## Exercise description
Reproduce the entire listing below line for line, leaving every word and number unchanged.

>> Start Material provided

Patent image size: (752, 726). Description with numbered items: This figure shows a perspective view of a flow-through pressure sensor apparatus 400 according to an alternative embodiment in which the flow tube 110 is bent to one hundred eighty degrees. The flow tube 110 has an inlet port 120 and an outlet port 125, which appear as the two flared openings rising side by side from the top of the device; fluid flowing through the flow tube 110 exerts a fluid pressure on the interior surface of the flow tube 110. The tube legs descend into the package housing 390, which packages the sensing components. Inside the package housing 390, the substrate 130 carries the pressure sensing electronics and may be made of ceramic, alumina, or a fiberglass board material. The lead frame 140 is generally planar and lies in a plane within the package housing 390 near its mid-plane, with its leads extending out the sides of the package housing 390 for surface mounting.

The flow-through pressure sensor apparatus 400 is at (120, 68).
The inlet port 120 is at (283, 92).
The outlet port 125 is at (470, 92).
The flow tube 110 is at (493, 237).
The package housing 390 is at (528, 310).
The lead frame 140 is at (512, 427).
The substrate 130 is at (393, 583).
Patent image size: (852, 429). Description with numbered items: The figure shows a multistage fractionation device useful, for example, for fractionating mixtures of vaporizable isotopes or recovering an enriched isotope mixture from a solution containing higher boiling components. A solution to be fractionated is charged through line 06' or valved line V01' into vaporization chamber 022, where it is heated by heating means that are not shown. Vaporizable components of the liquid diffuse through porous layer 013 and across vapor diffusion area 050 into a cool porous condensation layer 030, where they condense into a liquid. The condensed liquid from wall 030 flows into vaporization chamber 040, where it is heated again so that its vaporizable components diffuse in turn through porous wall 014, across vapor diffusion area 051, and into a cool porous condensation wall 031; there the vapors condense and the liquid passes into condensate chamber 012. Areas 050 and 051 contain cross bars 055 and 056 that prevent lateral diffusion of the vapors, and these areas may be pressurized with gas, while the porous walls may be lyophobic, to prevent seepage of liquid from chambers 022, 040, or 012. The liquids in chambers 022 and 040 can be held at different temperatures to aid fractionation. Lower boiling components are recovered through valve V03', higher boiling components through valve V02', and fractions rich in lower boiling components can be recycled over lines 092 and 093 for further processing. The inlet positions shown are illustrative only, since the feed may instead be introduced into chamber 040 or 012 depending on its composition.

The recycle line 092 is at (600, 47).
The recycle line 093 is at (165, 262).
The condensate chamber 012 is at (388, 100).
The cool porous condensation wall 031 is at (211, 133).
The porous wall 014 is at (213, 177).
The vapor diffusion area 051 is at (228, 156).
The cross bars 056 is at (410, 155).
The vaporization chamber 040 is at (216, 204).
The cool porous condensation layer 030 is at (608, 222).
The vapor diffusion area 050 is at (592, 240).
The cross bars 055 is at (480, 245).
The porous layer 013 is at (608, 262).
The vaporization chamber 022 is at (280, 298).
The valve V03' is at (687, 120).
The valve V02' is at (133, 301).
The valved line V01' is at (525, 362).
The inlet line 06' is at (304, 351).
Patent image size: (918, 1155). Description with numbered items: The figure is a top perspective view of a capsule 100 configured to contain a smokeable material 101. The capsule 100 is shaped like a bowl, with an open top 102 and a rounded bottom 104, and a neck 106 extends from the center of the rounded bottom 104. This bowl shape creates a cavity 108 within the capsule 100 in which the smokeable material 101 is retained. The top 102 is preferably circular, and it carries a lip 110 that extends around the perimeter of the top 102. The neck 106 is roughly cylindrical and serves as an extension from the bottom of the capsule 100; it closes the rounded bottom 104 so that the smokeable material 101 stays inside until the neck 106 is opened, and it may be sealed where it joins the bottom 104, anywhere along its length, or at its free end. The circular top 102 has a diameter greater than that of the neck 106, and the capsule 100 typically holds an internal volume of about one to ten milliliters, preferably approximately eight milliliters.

>> End Material provided

## Exercise result
Patent image size: (752, 726). Description with numbered items: This figure shows a perspective view of a flow-through pressure sensor apparatus 400 according to an alternative embodiment in which the flow tube 110 is bent to one hundred eighty degrees. The flow tube 110 has an inlet port 120 and an outlet port 125, which appear as the two flared openings rising side by side from the top of the device; fluid flowing through the flow tube 110 exerts a fluid pressure on the interior surface of the flow tube 110. The tube legs descend into the package housing 390, which packages the sensing components. Inside the package housing 390, the substrate 130 carries the pressure sensing electronics and may be made of ceramic, alumina, or a fiberglass board material. The lead frame 140 is generally planar and lies in a plane within the package housing 390 near its mid-plane, with its leads extending out the sides of the package housing 390 for surface mounting.

The flow-through pressure sensor apparatus 400 is at (120, 68).
The inlet port 120 is at (283, 92).
The outlet port 125 is at (470, 92).
The flow tube 110 is at (493, 237).
The package housing 390 is at (528, 310).
The lead frame 140 is at (512, 427).
The substrate 130 is at (393, 583).
Patent image size: (852, 429). Description with numbered items: The figure shows a multistage fractionation device useful, for example, for fractionating mixtures of vaporizable isotopes or recovering an enriched isotope mixture from a solution containing higher boiling components. A solution to be fractionated is charged through line 06' or valved line V01' into vaporization chamber 022, where it is heated by heating means that are not shown. Vaporizable components of the liquid diffuse through porous layer 013 and across vapor diffusion area 050 into a cool porous condensation layer 030, where they condense into a liquid. The condensed liquid from wall 030 flows into vaporization chamber 040, where it is heated again so that its vaporizable components diffuse in turn through porous wall 014, across vapor diffusion area 051, and into a cool porous condensation wall 031; there the vapors condense and the liquid passes into condensate chamber 012. Areas 050 and 051 contain cross bars 055 and 056 that prevent lateral diffusion of the vapors, and these areas may be pressurized with gas, while the porous walls may be lyophobic, to prevent seepage of liquid from chambers 022, 040, or 012. The liquids in chambers 022 and 040 can be held at different temperatures to aid fractionation. Lower boiling components are recovered through valve V03', higher boiling components through valve V02', and fractions rich in lower boiling components can be recycled over lines 092 and 093 for further processing. The inlet positions shown are illustrative only, since the feed may instead be introduced into chamber 040 or 012 depending on its composition.

The recycle line 092 is at (600, 47).
The recycle line 093 is at (165, 262).
The condensate chamber 012 is at (388, 100).
The cool porous condensation wall 031 is at (211, 133).
The porous wall 014 is at (213, 177).
The vapor diffusion area 051 is at (228, 156).
The cross bars 056 is at (410, 155).
The vaporization chamber 040 is at (216, 204).
The cool porous condensation layer 030 is at (608, 222).
The vapor diffusion area 050 is at (592, 240).
The cross bars 055 is at (480, 245).
The porous layer 013 is at (608, 262).
The vaporization chamber 022 is at (280, 298).
The valve V03' is at (687, 120).
The valve V02' is at (133, 301).
The valved line V01' is at (525, 362).
The inlet line 06' is at (304, 351).
Patent image size: (918, 1155). Description with numbered items: The figure is a top perspective view of a capsule 100 configured to contain a smokeable material 101. The capsule 100 is shaped like a bowl, with an open top 102 and a rounded bottom 104, and a neck 106 extends from the center of the rounded bottom 104. This bowl shape creates a cavity 108 within the capsule 100 in which the smokeable material 101 is retained. The top 102 is preferably circular, and it carries a lip 110 that extends around the perimeter of the top 102. The neck 106 is roughly cylindrical and serves as an extension from the bottom of the capsule 100; it closes the rounded bottom 104 so that the smokeable material 101 stays inside until the neck 106 is opened, and it may be sealed where it joins the bottom 104, anywhere along its length, or at its free end. The circular top 102 has a diameter greater than that of the neck 106, and the capsule 100 typically holds an internal volume of about one to ten milliliters, preferably approximately eight milliliters.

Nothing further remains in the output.